== Your task ==
Search the listing below for "very". Copy each matching line.

— begin Extracted material —

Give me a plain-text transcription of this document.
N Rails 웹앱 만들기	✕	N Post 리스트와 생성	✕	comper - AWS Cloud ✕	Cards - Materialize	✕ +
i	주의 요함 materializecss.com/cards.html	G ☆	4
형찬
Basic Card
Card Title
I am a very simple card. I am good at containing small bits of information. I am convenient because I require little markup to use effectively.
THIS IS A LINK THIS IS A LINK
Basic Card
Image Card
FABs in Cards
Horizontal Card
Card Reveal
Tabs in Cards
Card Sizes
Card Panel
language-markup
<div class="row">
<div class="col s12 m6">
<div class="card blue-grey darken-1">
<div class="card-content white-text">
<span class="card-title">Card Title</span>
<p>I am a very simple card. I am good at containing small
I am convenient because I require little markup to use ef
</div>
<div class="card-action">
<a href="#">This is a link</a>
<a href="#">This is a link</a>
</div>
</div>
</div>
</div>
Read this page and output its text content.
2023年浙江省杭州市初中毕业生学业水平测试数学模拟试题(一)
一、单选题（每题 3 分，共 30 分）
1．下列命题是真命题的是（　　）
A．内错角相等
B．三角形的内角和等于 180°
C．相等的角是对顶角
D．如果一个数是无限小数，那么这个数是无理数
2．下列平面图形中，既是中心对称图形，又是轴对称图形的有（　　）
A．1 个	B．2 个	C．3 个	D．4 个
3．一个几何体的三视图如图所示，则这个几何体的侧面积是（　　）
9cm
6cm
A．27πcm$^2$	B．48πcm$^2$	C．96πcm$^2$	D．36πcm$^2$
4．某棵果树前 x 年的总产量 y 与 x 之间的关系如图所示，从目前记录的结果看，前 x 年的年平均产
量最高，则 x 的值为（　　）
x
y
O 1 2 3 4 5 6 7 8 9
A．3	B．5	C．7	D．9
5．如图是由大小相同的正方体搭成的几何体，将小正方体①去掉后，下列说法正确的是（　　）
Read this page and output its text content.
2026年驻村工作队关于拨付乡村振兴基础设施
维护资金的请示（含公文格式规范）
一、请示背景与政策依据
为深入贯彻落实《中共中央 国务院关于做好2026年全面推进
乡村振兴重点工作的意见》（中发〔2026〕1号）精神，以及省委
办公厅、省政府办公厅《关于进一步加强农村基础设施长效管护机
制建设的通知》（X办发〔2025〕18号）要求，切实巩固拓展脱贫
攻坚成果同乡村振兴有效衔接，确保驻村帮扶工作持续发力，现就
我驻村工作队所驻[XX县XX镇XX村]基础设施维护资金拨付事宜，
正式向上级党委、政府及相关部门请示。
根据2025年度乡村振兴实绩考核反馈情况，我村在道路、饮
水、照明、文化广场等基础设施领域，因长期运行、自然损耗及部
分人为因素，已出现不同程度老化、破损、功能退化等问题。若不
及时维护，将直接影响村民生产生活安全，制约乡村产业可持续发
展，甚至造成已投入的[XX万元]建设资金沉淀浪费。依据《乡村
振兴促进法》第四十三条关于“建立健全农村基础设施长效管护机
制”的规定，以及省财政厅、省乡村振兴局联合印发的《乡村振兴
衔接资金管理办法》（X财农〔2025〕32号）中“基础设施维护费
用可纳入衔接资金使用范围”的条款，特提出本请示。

— end Extracted material —

== Exercise response ==
I am a very simple card. I am good at containing small bits of information. I am convenient because I require little markup to use effectively.
<p>I am a very simple card. I am good at containing small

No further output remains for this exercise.